**Record extracts**
-------
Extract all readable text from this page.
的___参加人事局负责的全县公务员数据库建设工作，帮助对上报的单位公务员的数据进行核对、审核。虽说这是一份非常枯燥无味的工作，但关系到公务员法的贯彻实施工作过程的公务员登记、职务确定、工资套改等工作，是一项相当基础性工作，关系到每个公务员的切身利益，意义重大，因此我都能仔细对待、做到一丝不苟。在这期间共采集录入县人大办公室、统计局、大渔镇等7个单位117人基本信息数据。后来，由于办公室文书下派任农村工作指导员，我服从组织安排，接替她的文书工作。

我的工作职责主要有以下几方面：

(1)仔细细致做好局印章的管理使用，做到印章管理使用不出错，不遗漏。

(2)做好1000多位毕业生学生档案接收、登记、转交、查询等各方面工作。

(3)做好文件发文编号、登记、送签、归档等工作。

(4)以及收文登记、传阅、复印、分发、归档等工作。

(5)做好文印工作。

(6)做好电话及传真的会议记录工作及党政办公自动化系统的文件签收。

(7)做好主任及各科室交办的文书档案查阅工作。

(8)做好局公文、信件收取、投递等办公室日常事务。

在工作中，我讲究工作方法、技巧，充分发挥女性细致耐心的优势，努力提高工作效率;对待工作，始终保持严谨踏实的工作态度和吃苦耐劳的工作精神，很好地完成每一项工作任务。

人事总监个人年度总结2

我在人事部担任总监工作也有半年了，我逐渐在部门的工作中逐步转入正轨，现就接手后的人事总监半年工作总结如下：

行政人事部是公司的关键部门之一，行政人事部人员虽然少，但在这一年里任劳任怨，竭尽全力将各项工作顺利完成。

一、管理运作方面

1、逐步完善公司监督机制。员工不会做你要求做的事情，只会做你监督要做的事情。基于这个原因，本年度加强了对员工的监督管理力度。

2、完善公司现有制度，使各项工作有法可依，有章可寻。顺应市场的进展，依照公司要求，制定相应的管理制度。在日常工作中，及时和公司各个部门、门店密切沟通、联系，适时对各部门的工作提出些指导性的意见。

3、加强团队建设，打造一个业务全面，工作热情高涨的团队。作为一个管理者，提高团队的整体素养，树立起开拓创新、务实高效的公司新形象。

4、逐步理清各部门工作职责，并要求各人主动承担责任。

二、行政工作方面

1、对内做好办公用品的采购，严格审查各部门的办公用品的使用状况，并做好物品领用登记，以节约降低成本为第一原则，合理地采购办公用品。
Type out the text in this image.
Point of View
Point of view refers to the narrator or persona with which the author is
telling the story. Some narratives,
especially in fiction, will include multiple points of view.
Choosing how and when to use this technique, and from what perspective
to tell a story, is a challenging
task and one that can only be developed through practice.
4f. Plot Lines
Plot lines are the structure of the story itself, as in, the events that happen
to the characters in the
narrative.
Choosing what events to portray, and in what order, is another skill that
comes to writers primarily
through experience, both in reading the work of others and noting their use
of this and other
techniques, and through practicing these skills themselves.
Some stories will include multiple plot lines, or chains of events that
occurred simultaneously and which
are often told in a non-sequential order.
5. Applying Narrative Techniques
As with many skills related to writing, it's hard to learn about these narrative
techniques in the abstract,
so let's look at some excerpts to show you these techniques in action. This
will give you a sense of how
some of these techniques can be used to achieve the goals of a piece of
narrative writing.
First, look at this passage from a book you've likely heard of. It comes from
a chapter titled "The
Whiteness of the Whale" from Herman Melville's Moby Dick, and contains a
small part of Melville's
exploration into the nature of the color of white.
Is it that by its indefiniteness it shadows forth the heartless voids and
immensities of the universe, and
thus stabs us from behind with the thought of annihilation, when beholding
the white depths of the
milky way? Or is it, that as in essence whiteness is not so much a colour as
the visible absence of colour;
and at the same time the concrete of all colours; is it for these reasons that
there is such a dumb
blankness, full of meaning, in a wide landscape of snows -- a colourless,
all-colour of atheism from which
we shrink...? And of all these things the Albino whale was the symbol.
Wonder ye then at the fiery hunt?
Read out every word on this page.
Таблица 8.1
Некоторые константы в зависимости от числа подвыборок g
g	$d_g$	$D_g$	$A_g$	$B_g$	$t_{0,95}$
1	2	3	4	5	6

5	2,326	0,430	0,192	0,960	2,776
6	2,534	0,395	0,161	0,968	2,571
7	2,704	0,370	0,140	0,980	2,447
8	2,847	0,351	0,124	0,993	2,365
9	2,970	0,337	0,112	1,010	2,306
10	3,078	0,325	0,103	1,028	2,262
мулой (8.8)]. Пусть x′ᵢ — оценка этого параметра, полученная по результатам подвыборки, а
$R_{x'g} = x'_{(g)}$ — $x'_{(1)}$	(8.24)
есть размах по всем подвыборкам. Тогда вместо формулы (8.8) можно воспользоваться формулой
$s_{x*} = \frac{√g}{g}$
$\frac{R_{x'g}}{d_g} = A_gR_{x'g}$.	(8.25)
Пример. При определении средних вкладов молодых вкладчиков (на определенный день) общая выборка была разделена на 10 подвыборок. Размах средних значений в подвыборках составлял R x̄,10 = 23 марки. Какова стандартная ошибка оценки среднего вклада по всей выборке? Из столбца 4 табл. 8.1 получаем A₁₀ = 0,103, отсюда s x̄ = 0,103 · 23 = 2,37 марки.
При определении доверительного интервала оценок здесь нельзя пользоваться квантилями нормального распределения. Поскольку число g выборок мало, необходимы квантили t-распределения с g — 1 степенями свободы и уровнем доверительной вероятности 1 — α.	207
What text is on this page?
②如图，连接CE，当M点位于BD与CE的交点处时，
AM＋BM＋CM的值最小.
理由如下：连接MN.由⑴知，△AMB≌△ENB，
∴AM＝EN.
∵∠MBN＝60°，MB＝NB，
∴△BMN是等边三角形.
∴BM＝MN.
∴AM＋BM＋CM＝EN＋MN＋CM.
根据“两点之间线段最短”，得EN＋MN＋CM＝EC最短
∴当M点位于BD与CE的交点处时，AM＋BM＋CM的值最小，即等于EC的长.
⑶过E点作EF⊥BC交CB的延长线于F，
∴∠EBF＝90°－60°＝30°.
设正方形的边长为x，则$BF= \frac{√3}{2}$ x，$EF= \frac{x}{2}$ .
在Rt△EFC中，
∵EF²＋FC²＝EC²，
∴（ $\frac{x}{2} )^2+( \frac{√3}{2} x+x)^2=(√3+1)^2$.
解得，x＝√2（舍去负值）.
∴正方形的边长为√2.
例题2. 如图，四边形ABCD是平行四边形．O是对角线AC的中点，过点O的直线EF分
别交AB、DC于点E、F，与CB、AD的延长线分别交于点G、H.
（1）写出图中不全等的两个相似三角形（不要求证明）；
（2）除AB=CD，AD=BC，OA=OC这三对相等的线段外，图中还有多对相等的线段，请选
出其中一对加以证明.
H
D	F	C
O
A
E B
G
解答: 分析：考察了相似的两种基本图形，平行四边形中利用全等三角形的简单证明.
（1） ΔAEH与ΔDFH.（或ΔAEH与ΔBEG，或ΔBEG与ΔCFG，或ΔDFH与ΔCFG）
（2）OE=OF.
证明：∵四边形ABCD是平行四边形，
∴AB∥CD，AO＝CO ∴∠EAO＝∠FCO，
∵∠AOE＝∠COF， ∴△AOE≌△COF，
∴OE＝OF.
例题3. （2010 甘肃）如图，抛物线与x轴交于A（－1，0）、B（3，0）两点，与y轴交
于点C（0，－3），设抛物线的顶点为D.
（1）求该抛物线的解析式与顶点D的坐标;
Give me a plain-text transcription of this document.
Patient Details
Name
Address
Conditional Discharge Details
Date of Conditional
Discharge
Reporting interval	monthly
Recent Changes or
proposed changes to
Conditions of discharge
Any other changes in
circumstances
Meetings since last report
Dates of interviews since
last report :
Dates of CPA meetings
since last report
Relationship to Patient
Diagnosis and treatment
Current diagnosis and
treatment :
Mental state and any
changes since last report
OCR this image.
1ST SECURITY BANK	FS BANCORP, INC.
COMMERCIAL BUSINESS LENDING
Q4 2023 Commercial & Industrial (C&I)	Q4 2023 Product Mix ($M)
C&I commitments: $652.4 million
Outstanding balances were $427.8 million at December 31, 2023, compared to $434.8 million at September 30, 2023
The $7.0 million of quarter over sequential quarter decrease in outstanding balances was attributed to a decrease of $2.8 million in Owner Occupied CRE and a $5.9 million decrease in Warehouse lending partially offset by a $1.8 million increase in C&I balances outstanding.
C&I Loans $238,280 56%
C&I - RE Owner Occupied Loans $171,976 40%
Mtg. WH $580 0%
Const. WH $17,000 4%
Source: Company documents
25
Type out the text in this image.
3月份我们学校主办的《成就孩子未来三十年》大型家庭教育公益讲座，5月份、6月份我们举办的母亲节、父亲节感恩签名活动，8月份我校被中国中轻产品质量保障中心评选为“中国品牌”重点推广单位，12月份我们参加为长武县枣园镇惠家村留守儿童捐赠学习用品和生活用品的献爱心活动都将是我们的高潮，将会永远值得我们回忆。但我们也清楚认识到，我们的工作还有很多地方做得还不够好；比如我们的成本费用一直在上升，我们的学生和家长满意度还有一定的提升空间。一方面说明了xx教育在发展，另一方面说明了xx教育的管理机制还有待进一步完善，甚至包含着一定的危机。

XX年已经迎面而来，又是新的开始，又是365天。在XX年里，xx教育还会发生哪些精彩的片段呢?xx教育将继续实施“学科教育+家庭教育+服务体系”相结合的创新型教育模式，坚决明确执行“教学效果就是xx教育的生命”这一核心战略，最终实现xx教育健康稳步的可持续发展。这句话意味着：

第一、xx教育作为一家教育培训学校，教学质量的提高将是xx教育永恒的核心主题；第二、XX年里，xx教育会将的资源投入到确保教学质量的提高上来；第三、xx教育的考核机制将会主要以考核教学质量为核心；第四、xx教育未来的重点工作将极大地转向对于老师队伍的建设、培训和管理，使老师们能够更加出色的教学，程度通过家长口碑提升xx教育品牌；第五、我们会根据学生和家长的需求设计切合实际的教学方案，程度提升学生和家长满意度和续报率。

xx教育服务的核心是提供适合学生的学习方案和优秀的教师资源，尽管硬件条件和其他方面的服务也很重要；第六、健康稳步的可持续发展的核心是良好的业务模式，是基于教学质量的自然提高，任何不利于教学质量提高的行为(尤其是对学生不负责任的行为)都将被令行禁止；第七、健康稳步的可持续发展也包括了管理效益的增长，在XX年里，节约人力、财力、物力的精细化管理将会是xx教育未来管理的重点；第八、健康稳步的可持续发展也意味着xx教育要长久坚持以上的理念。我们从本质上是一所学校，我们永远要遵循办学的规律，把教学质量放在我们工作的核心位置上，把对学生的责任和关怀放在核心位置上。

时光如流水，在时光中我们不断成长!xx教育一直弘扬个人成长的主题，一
-------
**Exercise task**
Identify each line in the records above that contains the word "last", and copy it out in full.

**Expected answer**
Meetings since last report
last report :
since last report
changes since last report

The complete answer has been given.